*WHAT TO WORK ON:* Copy every line of the following data that includes the string "Planned".

— BEGIN —

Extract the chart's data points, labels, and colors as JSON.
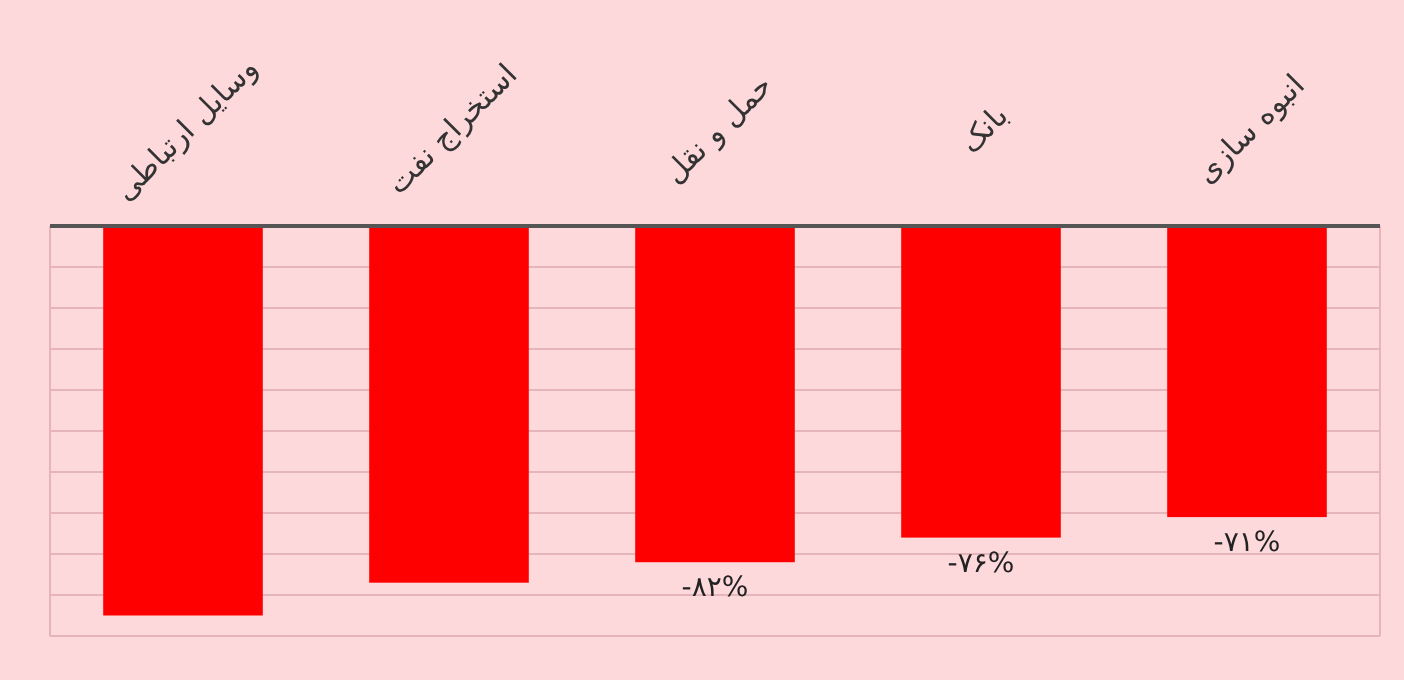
{
  "chart_data": {
    "type": "bar",
    "categories": [
      "وسایل ارتباطی",
      "استخراج نفت",
      "حمل و نقل",
      "بانک",
      "انبوه سازی"
    ],
    "values": [
      -95,
      -87,
      -82,
      -76,
      -71
    ],
    "value_labels": [
      null,
      null,
      "-۸۲%",
      "-۷۶%",
      "-۷۱%"
    ],
    "color": "#ff0000",
    "ylim": [
      -100,
      0
    ],
    "yticks": [
      {
        "value": -100,
        "label": null
      },
      {
        "value": -90,
        "label": null
      },
      {
        "value": -80,
        "label": null
      },
      {
        "value": -70,
        "label": null
      },
      {
        "value": -60,
        "label": null
      },
      {
        "value": -50,
        "label": null
      },
      {
        "value": -40,
        "label": null
      },
      {
        "value": -30,
        "label": null
      },
      {
        "value": -20,
        "label": null
      },
      {
        "value": -10,
        "label": null
      },
      {
        "value": 0,
        "label": null
      }
    ],
    "grid": "y"
  }
}
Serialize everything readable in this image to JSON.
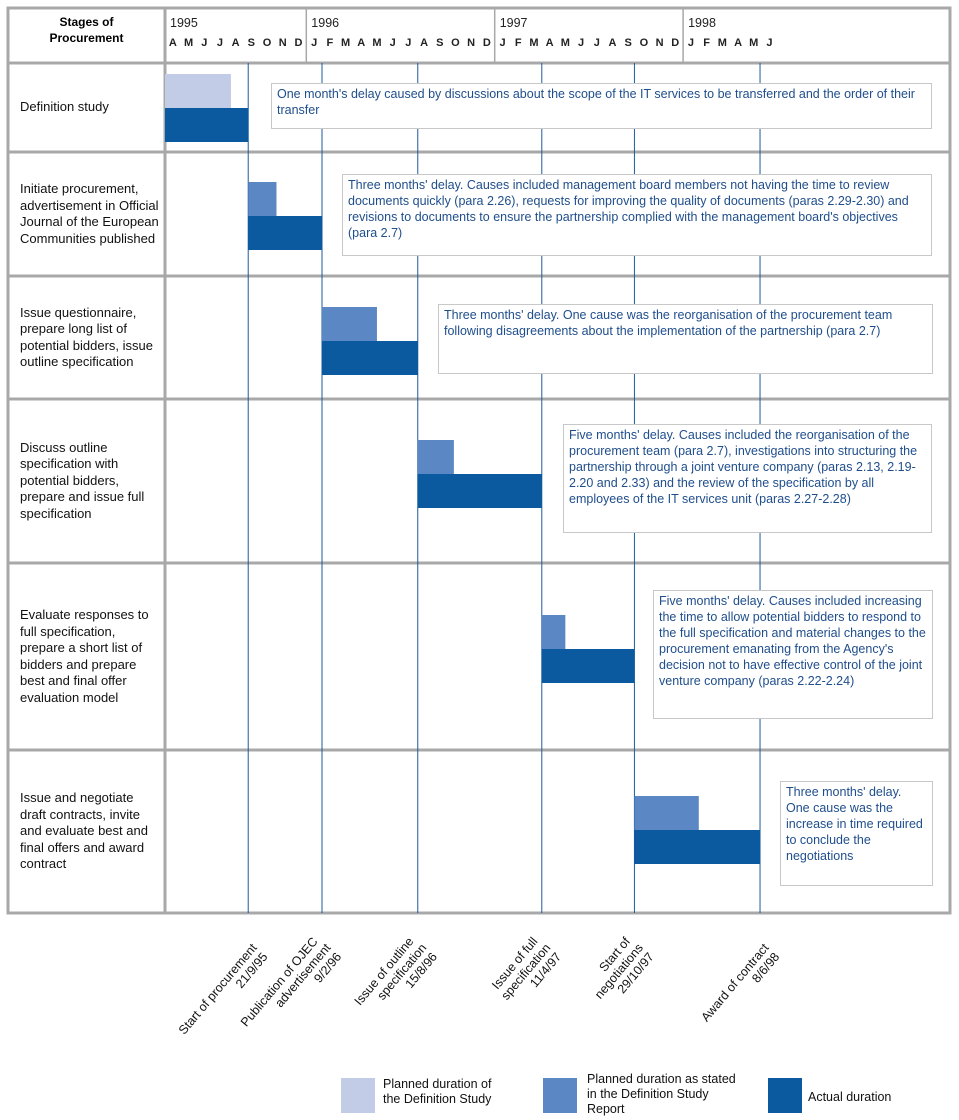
{
  "header": {
    "stage_title": "Stages of Procurement"
  },
  "chart_data": {
    "type": "gantt",
    "categories": [
      "Definition study",
      "Initiate procurement, advertisement in Official Journal of the European Communities published",
      "Issue questionnaire, prepare long list of potential bidders, issue outline specification",
      "Discuss outline specification with potential bidders, prepare and issue full specification",
      "Evaluate responses to full specification, prepare a short list of bidders and prepare best and final offer evaluation model",
      "Issue and negotiate draft contracts, invite and evaluate best and final offers and award contract"
    ],
    "notes": [
      "One month's delay caused by discussions about the scope of the IT services to be transferred and the order of their transfer",
      "Three months' delay. Causes included management board members not having the time to review documents quickly (para 2.26), requests for improving the quality of documents (paras 2.29-2.30) and revisions to documents to ensure the partnership complied with the management board's objectives (para 2.7)",
      "Three months' delay. One cause was the reorganisation of the procurement team following disagreements about the implementation of the partnership (para 2.7)",
      "Five months' delay. Causes included the reorganisation of the procurement team (para 2.7), investigations into structuring the partnership through a joint venture company (paras 2.13, 2.19-2.20 and 2.33) and the review of the specification by all employees of the IT services unit (paras 2.27-2.28)",
      "Five months' delay. Causes included increasing the time to allow potential bidders to respond to the full specification and material changes to the procurement emanating from the Agency's decision not to have effective control of the joint venture company (paras 2.22-2.24)",
      "Three months' delay. One cause was the increase in time required to conclude the negotiations"
    ],
    "years": [
      "1995",
      "1996",
      "1997",
      "1998"
    ],
    "months": [
      "A",
      "M",
      "J",
      "J",
      "A",
      "S",
      "O",
      "N",
      "D",
      "J",
      "F",
      "M",
      "A",
      "M",
      "J",
      "J",
      "A",
      "S",
      "O",
      "N",
      "D",
      "J",
      "F",
      "M",
      "A",
      "M",
      "J",
      "J",
      "A",
      "S",
      "O",
      "N",
      "D",
      "J",
      "F",
      "M",
      "A",
      "M",
      "J"
    ],
    "xlim": [
      0,
      50
    ],
    "series": [
      {
        "name": "Planned duration of the Definition Study",
        "color": "#c3cce6",
        "start": [
          0,
          null,
          null,
          null,
          null,
          null
        ],
        "end": [
          4.2,
          null,
          null,
          null,
          null,
          null
        ]
      },
      {
        "name": "Planned duration as stated in the Definition Study Report",
        "color": "#5b87c5",
        "start": [
          null,
          5.3,
          10.0,
          16.1,
          24.0,
          29.9
        ],
        "end": [
          null,
          7.1,
          13.5,
          18.4,
          25.5,
          34.0
        ]
      },
      {
        "name": "Actual duration",
        "color": "#0b5aa0",
        "start": [
          0,
          5.3,
          10.0,
          16.1,
          24.0,
          29.9
        ],
        "end": [
          5.3,
          10.0,
          16.1,
          24.0,
          29.9,
          37.9
        ]
      }
    ],
    "milestones": {
      "labels": [
        "Start of procurement",
        "Publication of OJEC advertisement",
        "Issue of outline specification",
        "Issue of full specification",
        "Start of negotiations",
        "Award of contract"
      ],
      "dates": [
        "21/9/95",
        "9/2/96",
        "15/8/96",
        "11/4/97",
        "29/10/97",
        "8/6/98"
      ],
      "x": [
        5.3,
        10.0,
        16.1,
        24.0,
        29.9,
        37.9
      ]
    }
  }
}
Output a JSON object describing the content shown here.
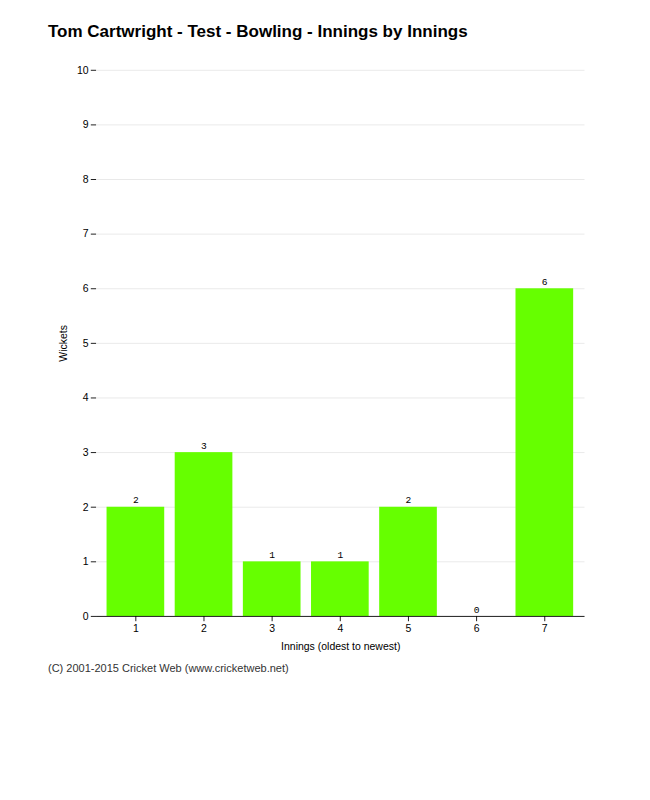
{
  "chart_data": {
    "type": "bar",
    "title": "Tom Cartwright - Test - Bowling - Innings by Innings",
    "xlabel": "Innings (oldest to newest)",
    "ylabel": "Wickets",
    "categories": [
      "1",
      "2",
      "3",
      "4",
      "5",
      "6",
      "7"
    ],
    "values": [
      2,
      3,
      1,
      1,
      2,
      0,
      6
    ],
    "color": "#66ff00",
    "ylim": [
      0,
      10
    ],
    "yticks": [
      0,
      1,
      2,
      3,
      4,
      5,
      6,
      7,
      8,
      9,
      10
    ],
    "grid": true,
    "data_labels": true,
    "caption": "(C) 2001-2015 Cricket Web (www.cricketweb.net)"
  }
}
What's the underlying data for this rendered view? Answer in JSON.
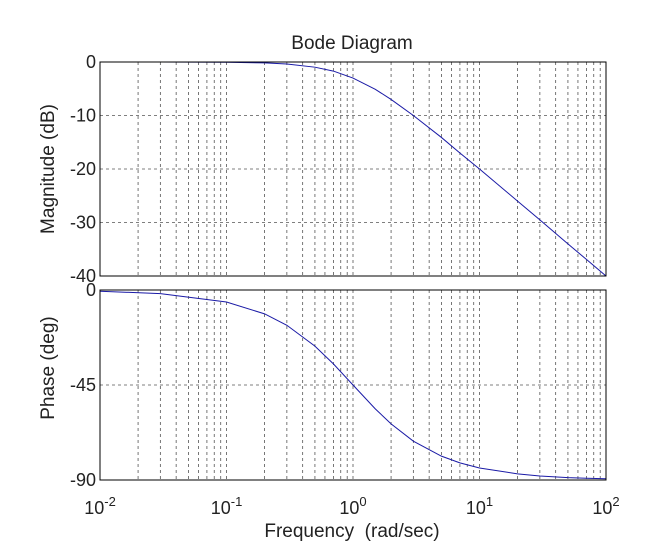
{
  "chart_data": [
    {
      "type": "line",
      "title": "Bode Diagram",
      "ylabel": "Magnitude (dB)",
      "xscale": "log",
      "xlim": [
        0.01,
        100
      ],
      "ylim": [
        -40,
        0
      ],
      "yticks": [
        0,
        -10,
        -20,
        -30,
        -40
      ],
      "ytick_labels": [
        "0",
        "-10",
        "-20",
        "-30",
        "-40"
      ],
      "grid": true,
      "series": [
        {
          "x": [
            0.01,
            0.03,
            0.1,
            0.2,
            0.3,
            0.5,
            0.7,
            1,
            1.5,
            2,
            3,
            5,
            7,
            10,
            20,
            30,
            50,
            70,
            100
          ],
          "values": [
            0,
            0,
            -0.04,
            -0.17,
            -0.37,
            -0.97,
            -1.7,
            -3.0,
            -5.1,
            -7.0,
            -10.0,
            -14.1,
            -17.0,
            -20.0,
            -26.0,
            -29.5,
            -34.0,
            -36.9,
            -40.0
          ]
        }
      ]
    },
    {
      "type": "line",
      "ylabel": "Phase (deg)",
      "xlabel": "Frequency  (rad/sec)",
      "xscale": "log",
      "xlim": [
        0.01,
        100
      ],
      "ylim": [
        -90,
        0
      ],
      "yticks": [
        0,
        -45,
        -90
      ],
      "ytick_labels": [
        "0",
        "-45",
        "-90"
      ],
      "xticks": [
        {
          "base": "10",
          "exp": "-2",
          "value": 0.01
        },
        {
          "base": "10",
          "exp": "-1",
          "value": 0.1
        },
        {
          "base": "10",
          "exp": "0",
          "value": 1
        },
        {
          "base": "10",
          "exp": "1",
          "value": 10
        },
        {
          "base": "10",
          "exp": "2",
          "value": 100
        }
      ],
      "grid": true,
      "series": [
        {
          "x": [
            0.01,
            0.03,
            0.1,
            0.2,
            0.3,
            0.5,
            0.7,
            1,
            1.5,
            2,
            3,
            5,
            7,
            10,
            20,
            30,
            50,
            70,
            100
          ],
          "values": [
            -0.6,
            -1.7,
            -5.7,
            -11.3,
            -16.7,
            -26.6,
            -35.0,
            -45.0,
            -56.3,
            -63.4,
            -71.6,
            -78.7,
            -81.9,
            -84.3,
            -87.1,
            -88.1,
            -88.9,
            -89.2,
            -89.4
          ]
        }
      ]
    }
  ],
  "colors": {
    "curve": "#1a1aa6",
    "grid": "#555555",
    "text": "#222222"
  }
}
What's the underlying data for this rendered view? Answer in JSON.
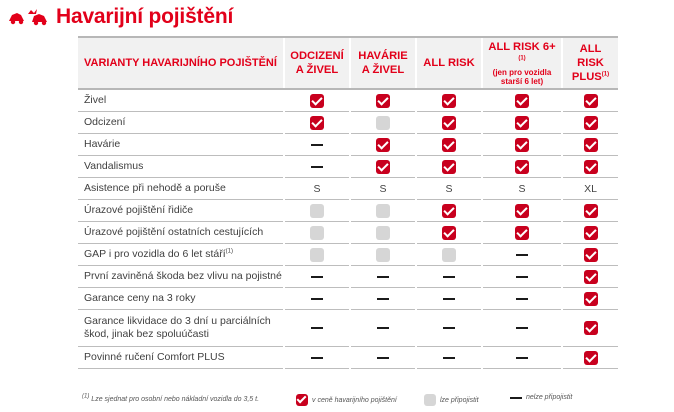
{
  "header": {
    "title": "Havarijní pojištění",
    "icon": "car-crash-icon"
  },
  "table": {
    "columns": [
      {
        "label": "VARIANTY HAVARIJNÍHO POJIŠTĚNÍ"
      },
      {
        "label": "ODCIZENÍ A ŽIVEL"
      },
      {
        "label": "HAVÁRIE A ŽIVEL"
      },
      {
        "label": "ALL RISK"
      },
      {
        "label": "ALL RISK 6+",
        "sup": "(1)",
        "sub": "(jen pro vozidla starší 6 let)"
      },
      {
        "label": "ALL RISK PLUS",
        "sup": "(1)"
      }
    ],
    "rows": [
      {
        "label": "Živel",
        "cells": [
          "check",
          "check",
          "check",
          "check",
          "check"
        ]
      },
      {
        "label": "Odcizení",
        "cells": [
          "check",
          "gray",
          "check",
          "check",
          "check"
        ]
      },
      {
        "label": "Havárie",
        "cells": [
          "dash",
          "check",
          "check",
          "check",
          "check"
        ]
      },
      {
        "label": "Vandalismus",
        "cells": [
          "dash",
          "check",
          "check",
          "check",
          "check"
        ]
      },
      {
        "label": "Asistence při nehodě a poruše",
        "cells": [
          "S",
          "S",
          "S",
          "S",
          "XL"
        ]
      },
      {
        "label": "Úrazové pojištění řidiče",
        "cells": [
          "gray",
          "gray",
          "check",
          "check",
          "check"
        ]
      },
      {
        "label": "Úrazové pojištění ostatních cestujících",
        "cells": [
          "gray",
          "gray",
          "check",
          "check",
          "check"
        ]
      },
      {
        "label": "GAP i pro vozidla do 6 let stáří",
        "sup": "(1)",
        "cells": [
          "gray",
          "gray",
          "gray",
          "dash",
          "check"
        ]
      },
      {
        "label": "První zaviněná škoda bez vlivu na pojistné",
        "cells": [
          "dash",
          "dash",
          "dash",
          "dash",
          "check"
        ]
      },
      {
        "label": "Garance ceny na 3 roky",
        "cells": [
          "dash",
          "dash",
          "dash",
          "dash",
          "check"
        ]
      },
      {
        "label": "Garance likvidace do 3 dní u parciálních škod, jinak bez spoluúčasti",
        "cells": [
          "dash",
          "dash",
          "dash",
          "dash",
          "check"
        ]
      },
      {
        "label": "Povinné ručení Comfort PLUS",
        "cells": [
          "dash",
          "dash",
          "dash",
          "dash",
          "check"
        ]
      }
    ]
  },
  "footer": {
    "footnote_mark": "(1)",
    "footnote": "Lze sjednat pro osobní nebo nákladní vozidla do 3,5 t.",
    "legend": [
      {
        "type": "check",
        "label": "v ceně havarijního pojištění"
      },
      {
        "type": "gray",
        "label": "lze připojistit"
      },
      {
        "type": "dash",
        "label": "nelze připojistit"
      }
    ]
  },
  "colors": {
    "accent": "#e2001a",
    "check": "#c8001e",
    "gray": "#d6d6d6"
  }
}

— END —

*FINAL RESULT:*
        "name": "Planned duration of the Definition Study",
        "name": "Planned duration as stated in the Definition Study Report",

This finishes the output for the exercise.